— Begin Raw records —
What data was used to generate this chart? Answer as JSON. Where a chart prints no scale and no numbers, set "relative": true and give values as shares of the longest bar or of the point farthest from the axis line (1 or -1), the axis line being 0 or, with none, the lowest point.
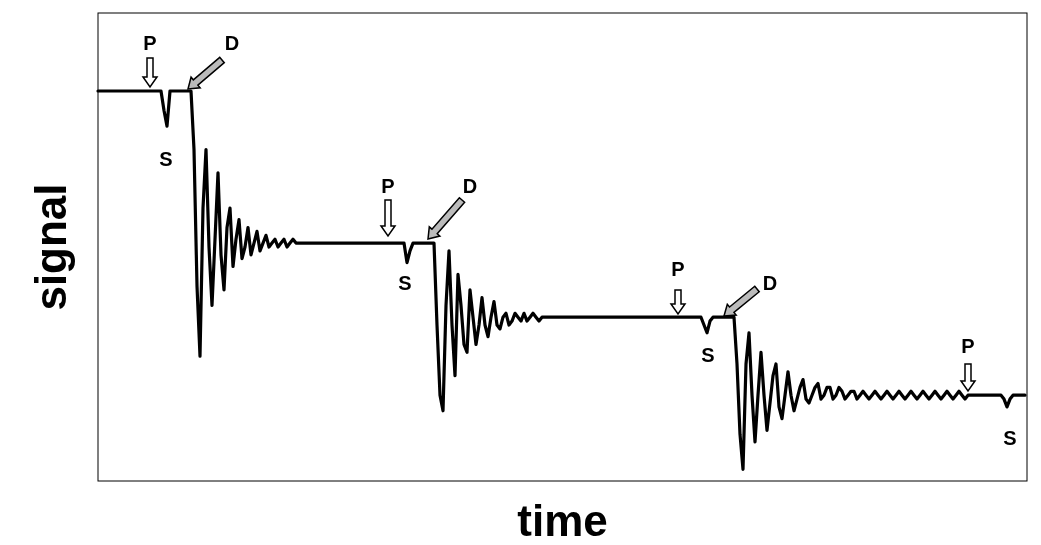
{
  "chart_data": {
    "type": "line",
    "relative": true,
    "xlabel": "time",
    "ylabel": "signal",
    "line_style": "solid",
    "annotations": [
      "P",
      "D",
      "S",
      "P",
      "D",
      "S",
      "P",
      "D",
      "S",
      "P",
      "S"
    ],
    "categories": [
      null,
      null,
      null,
      null,
      null,
      null,
      null,
      null,
      null,
      null,
      null,
      null,
      null,
      null,
      null,
      null,
      null,
      null,
      null,
      null,
      null,
      null,
      null,
      null,
      null,
      null,
      null,
      null,
      null,
      null,
      null,
      null,
      null,
      null,
      null,
      null,
      null,
      null,
      null,
      null,
      null,
      null,
      null,
      null,
      null,
      null,
      null,
      null,
      null,
      null,
      null,
      null,
      null,
      null,
      null,
      null,
      null,
      null,
      null,
      null,
      null,
      null,
      null,
      null,
      null,
      null,
      null,
      null,
      null,
      null,
      null,
      null,
      null,
      null,
      null,
      null,
      null,
      null,
      null,
      null,
      null,
      null,
      null,
      null,
      null,
      null,
      null,
      null,
      null,
      null,
      null,
      null,
      null,
      null,
      null,
      null,
      null,
      null,
      null,
      null,
      null,
      null,
      null,
      null,
      null,
      null,
      null,
      null,
      null,
      null,
      null,
      null,
      null,
      null,
      null,
      null,
      null,
      null,
      null,
      null,
      null,
      null,
      null,
      null,
      null,
      null,
      null,
      null,
      null,
      null,
      null,
      null,
      null,
      null,
      null,
      null,
      null,
      null,
      null,
      null,
      null,
      null,
      null,
      null,
      null,
      null,
      null,
      null,
      null,
      null,
      null,
      null,
      null,
      null,
      null,
      null,
      null,
      null,
      null,
      null,
      null,
      null,
      null,
      null,
      null,
      null,
      null,
      null,
      null,
      null,
      null,
      null,
      null,
      null,
      null,
      null,
      null,
      null,
      null,
      null,
      null,
      null,
      null,
      null,
      null,
      null,
      null,
      null,
      null,
      null,
      null,
      null,
      null,
      null,
      null,
      null,
      null,
      null,
      null,
      null,
      null,
      null,
      null,
      null,
      null,
      null,
      null,
      null,
      null,
      null,
      null,
      null,
      null,
      null,
      null,
      null,
      null,
      null,
      null,
      null,
      null,
      null,
      null,
      null,
      null,
      null,
      null,
      null,
      null,
      null,
      null,
      null,
      null,
      null,
      null,
      null,
      null,
      null,
      null,
      null,
      null,
      null,
      null,
      null,
      null,
      null,
      null,
      null,
      null,
      null,
      null,
      null,
      null,
      null,
      null,
      null,
      null,
      null,
      null,
      null,
      null,
      null,
      null,
      null,
      null,
      null,
      null,
      null,
      null,
      null,
      null,
      null,
      null,
      null,
      null,
      null,
      null,
      null,
      null,
      null,
      null,
      null,
      null,
      null,
      null,
      null,
      null,
      null,
      null,
      null,
      null,
      null,
      null,
      null,
      null,
      null,
      null,
      null,
      null,
      null,
      null,
      null,
      null,
      null,
      null,
      null,
      null,
      null,
      null,
      null
    ],
    "series": [
      {
        "color": "#000000",
        "values": [
          1,
          1,
          1,
          1,
          1,
          1,
          1,
          1,
          1,
          1,
          1,
          1,
          1,
          1,
          1,
          1,
          1,
          1,
          1,
          1,
          1,
          1,
          0.95,
          0.91,
          1,
          1,
          1,
          1,
          1,
          1,
          1,
          1,
          0.85,
          0.5,
          0.32,
          0.7,
          0.85,
          0.6,
          0.45,
          0.62,
          0.79,
          0.58,
          0.49,
          0.65,
          0.7,
          0.55,
          0.62,
          0.67,
          0.57,
          0.6,
          0.65,
          0.58,
          0.61,
          0.64,
          0.59,
          0.61,
          0.63,
          0.6,
          0.61,
          0.62,
          0.6,
          0.61,
          0.62,
          0.6,
          0.61,
          0.62,
          0.61,
          0.61,
          0.61,
          0.61,
          0.61,
          0.61,
          0.61,
          0.61,
          0.61,
          0.61,
          0.61,
          0.61,
          0.61,
          0.61,
          0.61,
          0.61,
          0.61,
          0.61,
          0.61,
          0.61,
          0.61,
          0.61,
          0.61,
          0.61,
          0.61,
          0.61,
          0.61,
          0.61,
          0.61,
          0.61,
          0.61,
          0.61,
          0.61,
          0.61,
          0.61,
          0.61,
          0.61,
          0.56,
          0.59,
          0.61,
          0.61,
          0.61,
          0.61,
          0.61,
          0.61,
          0.61,
          0.61,
          0.4,
          0.22,
          0.18,
          0.45,
          0.59,
          0.4,
          0.27,
          0.53,
          0.45,
          0.35,
          0.33,
          0.49,
          0.42,
          0.35,
          0.4,
          0.47,
          0.4,
          0.37,
          0.42,
          0.46,
          0.4,
          0.39,
          0.42,
          0.43,
          0.4,
          0.41,
          0.43,
          0.42,
          0.41,
          0.43,
          0.41,
          0.42,
          0.43,
          0.42,
          0.41,
          0.42,
          0.42,
          0.42,
          0.42,
          0.42,
          0.42,
          0.42,
          0.42,
          0.42,
          0.42,
          0.42,
          0.42,
          0.42,
          0.42,
          0.42,
          0.42,
          0.42,
          0.42,
          0.42,
          0.42,
          0.42,
          0.42,
          0.42,
          0.42,
          0.42,
          0.42,
          0.42,
          0.42,
          0.42,
          0.42,
          0.42,
          0.42,
          0.42,
          0.42,
          0.42,
          0.42,
          0.42,
          0.42,
          0.42,
          0.42,
          0.42,
          0.42,
          0.42,
          0.42,
          0.42,
          0.42,
          0.42,
          0.42,
          0.42,
          0.42,
          0.42,
          0.42,
          0.42,
          0.42,
          0.4,
          0.38,
          0.41,
          0.42,
          0.42,
          0.42,
          0.42,
          0.42,
          0.42,
          0.42,
          0.42,
          0.3,
          0.12,
          0.03,
          0.3,
          0.38,
          0.22,
          0.1,
          0.22,
          0.33,
          0.22,
          0.13,
          0.2,
          0.27,
          0.3,
          0.19,
          0.16,
          0.22,
          0.28,
          0.22,
          0.18,
          0.21,
          0.24,
          0.26,
          0.21,
          0.2,
          0.22,
          0.24,
          0.25,
          0.21,
          0.22,
          0.24,
          0.24,
          0.21,
          0.22,
          0.24,
          0.23,
          0.21,
          0.22,
          0.23,
          0.23,
          0.21,
          0.22,
          0.23,
          0.22,
          0.21,
          0.22,
          0.23,
          0.22,
          0.21,
          0.22,
          0.23,
          0.22,
          0.21,
          0.22,
          0.23,
          0.22,
          0.21,
          0.22,
          0.23,
          0.22,
          0.21,
          0.22,
          0.23,
          0.22,
          0.21,
          0.22,
          0.23,
          0.22,
          0.21,
          0.22,
          0.23,
          0.22,
          0.21,
          0.22,
          0.23,
          0.22,
          0.21,
          0.22,
          0.22,
          0.22,
          0.22,
          0.22,
          0.22,
          0.22,
          0.22,
          0.22,
          0.22,
          0.22,
          0.22,
          0.21,
          0.19,
          0.21,
          0.22,
          0.22,
          0.22,
          0.22,
          0.22
        ]
      }
    ]
  }
}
— End Raw records —
Which lines hold the word "values"? Copy every one of them.

What data was used to generate this chart? Answer as JSON. Where a chart prints no scale and no numbers, set "relative": true and give values as shares of the longest bar or of the point farthest from the axis line (1 or -1), the axis line being 0 or, with none, the lowest point.
        "values": [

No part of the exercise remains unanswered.